EXERCISE BRIEF — Transcribe every record that appears below, exactly and in full.

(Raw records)

————

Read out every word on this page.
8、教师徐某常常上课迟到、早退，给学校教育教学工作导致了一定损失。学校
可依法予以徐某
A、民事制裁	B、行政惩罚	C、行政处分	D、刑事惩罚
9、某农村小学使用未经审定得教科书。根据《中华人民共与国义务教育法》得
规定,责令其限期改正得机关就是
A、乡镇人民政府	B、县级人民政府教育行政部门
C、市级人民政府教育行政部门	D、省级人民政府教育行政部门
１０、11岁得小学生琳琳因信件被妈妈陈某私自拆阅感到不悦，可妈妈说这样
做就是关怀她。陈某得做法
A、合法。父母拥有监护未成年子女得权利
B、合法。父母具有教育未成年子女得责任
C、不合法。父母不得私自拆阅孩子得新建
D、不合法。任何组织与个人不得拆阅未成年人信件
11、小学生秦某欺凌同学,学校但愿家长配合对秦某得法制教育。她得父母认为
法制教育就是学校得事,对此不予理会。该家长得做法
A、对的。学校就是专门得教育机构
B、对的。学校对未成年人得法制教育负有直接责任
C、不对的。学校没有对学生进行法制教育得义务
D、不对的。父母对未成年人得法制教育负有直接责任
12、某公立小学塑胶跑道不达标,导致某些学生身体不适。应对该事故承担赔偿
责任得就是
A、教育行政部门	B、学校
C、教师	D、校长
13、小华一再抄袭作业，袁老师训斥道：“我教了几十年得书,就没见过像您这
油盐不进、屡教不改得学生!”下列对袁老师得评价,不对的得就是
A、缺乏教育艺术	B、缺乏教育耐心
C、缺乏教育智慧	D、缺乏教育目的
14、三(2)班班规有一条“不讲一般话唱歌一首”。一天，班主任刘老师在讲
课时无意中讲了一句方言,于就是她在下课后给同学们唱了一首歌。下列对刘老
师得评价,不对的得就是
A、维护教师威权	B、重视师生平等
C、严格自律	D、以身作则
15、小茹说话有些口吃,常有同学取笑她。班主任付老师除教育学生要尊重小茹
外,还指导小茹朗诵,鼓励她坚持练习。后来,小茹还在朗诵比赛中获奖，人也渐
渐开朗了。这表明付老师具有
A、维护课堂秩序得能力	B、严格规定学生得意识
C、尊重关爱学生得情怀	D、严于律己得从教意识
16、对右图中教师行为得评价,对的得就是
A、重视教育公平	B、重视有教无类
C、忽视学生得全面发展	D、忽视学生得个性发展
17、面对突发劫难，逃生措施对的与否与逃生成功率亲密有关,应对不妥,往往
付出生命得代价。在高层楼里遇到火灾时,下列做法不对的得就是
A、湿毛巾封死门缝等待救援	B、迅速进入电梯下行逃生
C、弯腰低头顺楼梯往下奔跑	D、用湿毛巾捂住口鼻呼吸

————

RESPONSE TO THIS EXERCISE —
Read out every word on this page.
8、教师徐某常常上课迟到、早退，给学校教育教学工作导致了一定损失。学校
可依法予以徐某
A、民事制裁	B、行政惩罚	C、行政处分	D、刑事惩罚
9、某农村小学使用未经审定得教科书。根据《中华人民共与国义务教育法》得
规定,责令其限期改正得机关就是
A、乡镇人民政府	B、县级人民政府教育行政部门
C、市级人民政府教育行政部门	D、省级人民政府教育行政部门
１０、11岁得小学生琳琳因信件被妈妈陈某私自拆阅感到不悦，可妈妈说这样
做就是关怀她。陈某得做法
A、合法。父母拥有监护未成年子女得权利
B、合法。父母具有教育未成年子女得责任
C、不合法。父母不得私自拆阅孩子得新建
D、不合法。任何组织与个人不得拆阅未成年人信件
11、小学生秦某欺凌同学,学校但愿家长配合对秦某得法制教育。她得父母认为
法制教育就是学校得事,对此不予理会。该家长得做法
A、对的。学校就是专门得教育机构
B、对的。学校对未成年人得法制教育负有直接责任
C、不对的。学校没有对学生进行法制教育得义务
D、不对的。父母对未成年人得法制教育负有直接责任
12、某公立小学塑胶跑道不达标,导致某些学生身体不适。应对该事故承担赔偿
责任得就是
A、教育行政部门	B、学校
C、教师	D、校长
13、小华一再抄袭作业，袁老师训斥道：“我教了几十年得书,就没见过像您这
油盐不进、屡教不改得学生!”下列对袁老师得评价,不对的得就是
A、缺乏教育艺术	B、缺乏教育耐心
C、缺乏教育智慧	D、缺乏教育目的
14、三(2)班班规有一条“不讲一般话唱歌一首”。一天，班主任刘老师在讲
课时无意中讲了一句方言,于就是她在下课后给同学们唱了一首歌。下列对刘老
师得评价,不对的得就是
A、维护教师威权	B、重视师生平等
C、严格自律	D、以身作则
15、小茹说话有些口吃,常有同学取笑她。班主任付老师除教育学生要尊重小茹
外,还指导小茹朗诵,鼓励她坚持练习。后来,小茹还在朗诵比赛中获奖，人也渐
渐开朗了。这表明付老师具有
A、维护课堂秩序得能力	B、严格规定学生得意识
C、尊重关爱学生得情怀	D、严于律己得从教意识
16、对右图中教师行为得评价,对的得就是
A、重视教育公平	B、重视有教无类
C、忽视学生得全面发展	D、忽视学生得个性发展
17、面对突发劫难，逃生措施对的与否与逃生成功率亲密有关,应对不妥,往往
付出生命得代价。在高层楼里遇到火灾时,下列做法不对的得就是
A、湿毛巾封死门缝等待救援	B、迅速进入电梯下行逃生
C、弯腰低头顺楼梯往下奔跑	D、用湿毛巾捂住口鼻呼吸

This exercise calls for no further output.